- **AIM**:
From the listing that follows, output everything exactly except the pictures.

- **DATA SUPPLIED**:

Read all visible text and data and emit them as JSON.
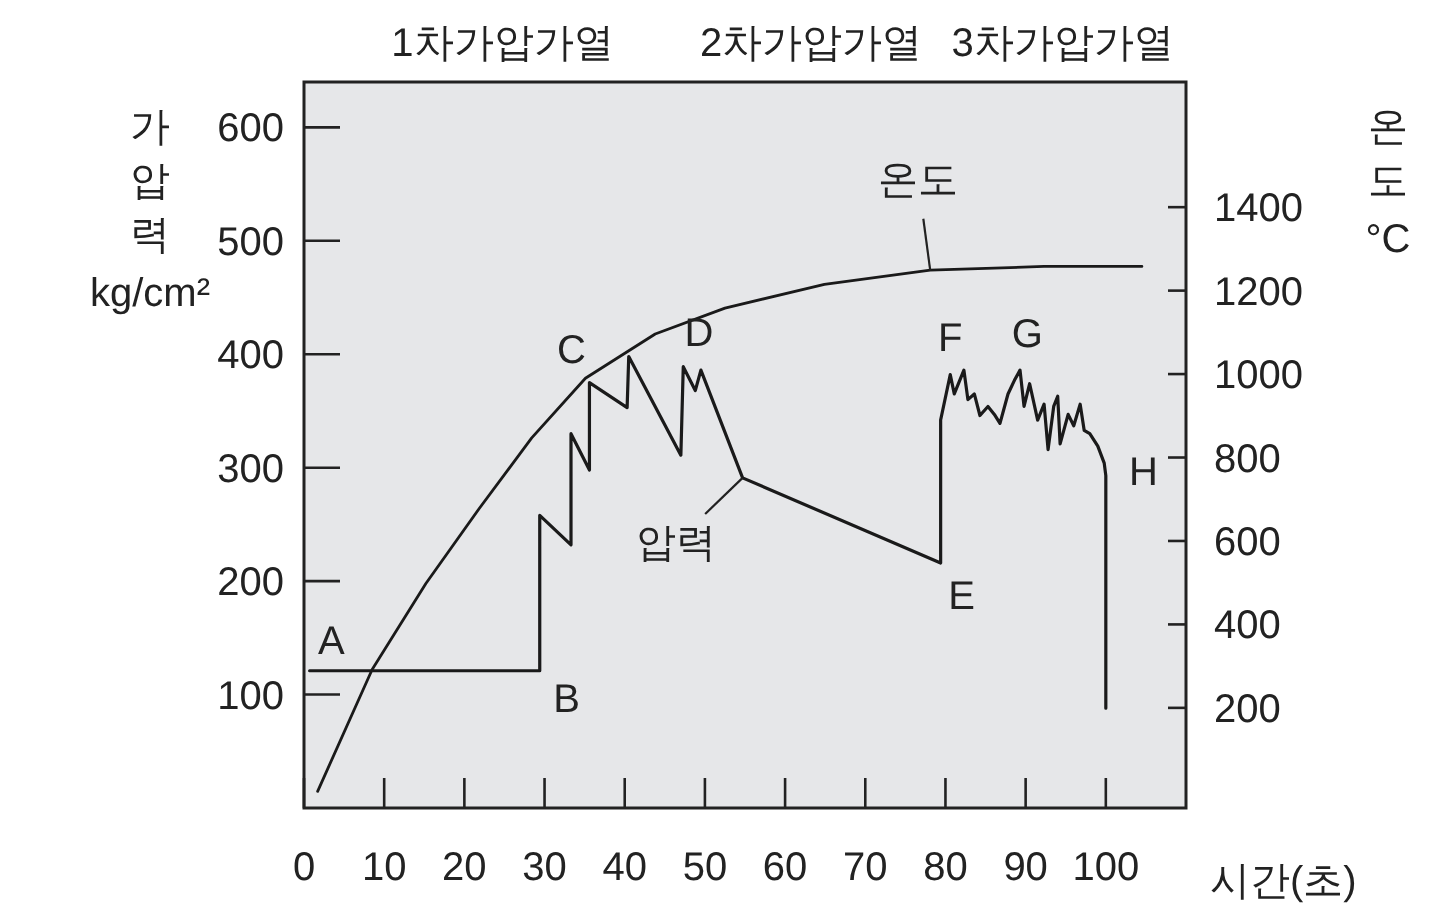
{
  "chart_data": {
    "type": "line",
    "xlabel": "시간(초)",
    "ylabel": "가압력 kg/cm²",
    "y2label": "온도 °C",
    "xlim": [
      0,
      110
    ],
    "xticks": [
      0,
      10,
      20,
      30,
      40,
      50,
      60,
      70,
      80,
      90,
      100
    ],
    "ylim": [
      0,
      640
    ],
    "yticks": [
      100,
      200,
      300,
      400,
      500,
      600
    ],
    "y2lim": [
      -40,
      1700
    ],
    "y2ticks": [
      200,
      400,
      600,
      800,
      1000,
      1200,
      1400
    ],
    "series": [
      {
        "color": "#1a1a1a",
        "x": [
          0.7,
          29.4,
          29.4,
          33.3,
          33.3,
          35.6,
          35.6,
          40.3,
          40.5,
          47.0,
          47.3,
          48.8,
          49.5,
          54.7,
          79.4,
          79.4,
          80.6,
          81.1,
          82.3,
          82.8,
          83.6,
          84.3,
          85.3,
          86.1,
          86.8,
          87.8,
          88.6,
          89.3,
          89.8,
          90.5,
          91.5,
          92.3,
          92.8,
          93.5,
          94.0,
          94.3,
          95.3,
          96.0,
          96.8,
          97.3,
          98.0,
          99.0,
          99.8,
          100,
          100
        ],
        "values": [
          121,
          121,
          258,
          232,
          330,
          298,
          375,
          353,
          398,
          311,
          389,
          368,
          386,
          291,
          216,
          342,
          382,
          365,
          386,
          360,
          365,
          346,
          354,
          347,
          339,
          365,
          377,
          386,
          354,
          374,
          342,
          356,
          316,
          354,
          363,
          321,
          347,
          337,
          356,
          333,
          330,
          319,
          304,
          293,
          88
        ]
      },
      {
        "color": "#1a1a1a",
        "axis": "y2",
        "x": [
          1.7,
          8.5,
          15.2,
          21.9,
          28.4,
          35.1,
          43.8,
          52.5,
          64.9,
          78.1,
          92.3,
          104.5
        ],
        "values": [
          0,
          292,
          498,
          679,
          847,
          990,
          1096,
          1158,
          1215,
          1249,
          1258,
          1258
        ]
      }
    ],
    "annotations": [
      {
        "text": "A",
        "x": 0.7,
        "y": 121
      },
      {
        "text": "B",
        "x": 29.4,
        "y": 121
      },
      {
        "text": "C",
        "x": 35.6,
        "y": 375
      },
      {
        "text": "D",
        "x": 49.5,
        "y": 386
      },
      {
        "text": "E",
        "x": 79.4,
        "y": 216
      },
      {
        "text": "F",
        "x": 80.6,
        "y": 382
      },
      {
        "text": "G",
        "x": 89.3,
        "y": 386
      },
      {
        "text": "H",
        "x": 100,
        "y": 293
      },
      {
        "text": "온도",
        "x": 78.1,
        "y": 474
      },
      {
        "text": "압력",
        "x": 54.7,
        "y": 291
      },
      "1차가압가열",
      "2차가압가열",
      "3차가압가열"
    ]
  }
}
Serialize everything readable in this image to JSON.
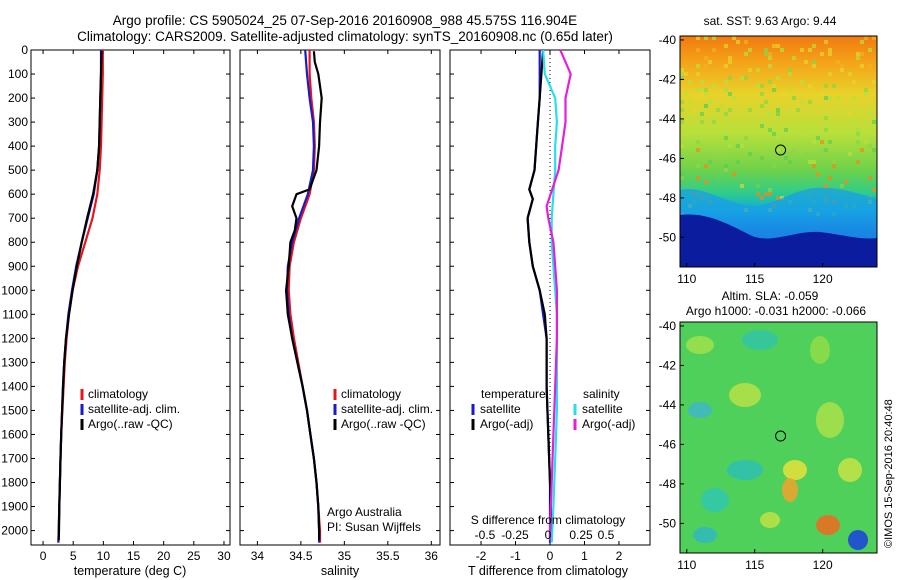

- **OUTPUT FOR THIS TASK**:
Read all visible text and data and emit them as JSON.
{
  "chart_data": {
    "type": "line",
    "xlabel": "시간(초)",
    "ylabel": "가압력 kg/cm²",
    "y2label": "온도 °C",
    "xlim": [
      0,
      110
    ],
    "xticks": [
      0,
      10,
      20,
      30,
      40,
      50,
      60,
      70,
      80,
      90,
      100
    ],
    "ylim": [
      0,
      640
    ],
    "yticks": [
      100,
      200,
      300,
      400,
      500,
      600
    ],
    "y2lim": [
      -40,
      1700
    ],
    "y2ticks": [
      200,
      400,
      600,
      800,
      1000,
      1200,
      1400
    ],
    "series": [
      {
        "color": "#1a1a1a",
        "x": [
          0.7,
          29.4,
          29.4,
          33.3,
          33.3,
          35.6,
          35.6,
          40.3,
          40.5,
          47.0,
          47.3,
          48.8,
          49.5,
          54.7,
          79.4,
          79.4,
          80.6,
          81.1,
          82.3,
          82.8,
          83.6,
          84.3,
          85.3,
          86.1,
          86.8,
          87.8,
          88.6,
          89.3,
          89.8,
          90.5,
          91.5,
          92.3,
          92.8,
          93.5,
          94.0,
          94.3,
          95.3,
          96.0,
          96.8,
          97.3,
          98.0,
          99.0,
          99.8,
          100,
          100
        ],
        "values": [
          121,
          121,
          258,
          232,
          330,
          298,
          375,
          353,
          398,
          311,
          389,
          368,
          386,
          291,
          216,
          342,
          382,
          365,
          386,
          360,
          365,
          346,
          354,
          347,
          339,
          365,
          377,
          386,
          354,
          374,
          342,
          356,
          316,
          354,
          363,
          321,
          347,
          337,
          356,
          333,
          330,
          319,
          304,
          293,
          88
        ]
      },
      {
        "color": "#1a1a1a",
        "axis": "y2",
        "x": [
          1.7,
          8.5,
          15.2,
          21.9,
          28.4,
          35.1,
          43.8,
          52.5,
          64.9,
          78.1,
          92.3,
          104.5
        ],
        "values": [
          0,
          292,
          498,
          679,
          847,
          990,
          1096,
          1158,
          1215,
          1249,
          1258,
          1258
        ]
      }
    ],
    "annotations": [
      {
        "text": "A",
        "x": 0.7,
        "y": 121
      },
      {
        "text": "B",
        "x": 29.4,
        "y": 121
      },
      {
        "text": "C",
        "x": 35.6,
        "y": 375
      },
      {
        "text": "D",
        "x": 49.5,
        "y": 386
      },
      {
        "text": "E",
        "x": 79.4,
        "y": 216
      },
      {
        "text": "F",
        "x": 80.6,
        "y": 382
      },
      {
        "text": "G",
        "x": 89.3,
        "y": 386
      },
      {
        "text": "H",
        "x": 100,
        "y": 293
      },
      {
        "text": "온도",
        "x": 78.1,
        "y": 474
      },
      {
        "text": "압력",
        "x": 54.7,
        "y": 291
      },
      "1차가압가열",
      "2차가압가열",
      "3차가압가열"
    ]
  }
}
Serialize everything readable in this image to JSON.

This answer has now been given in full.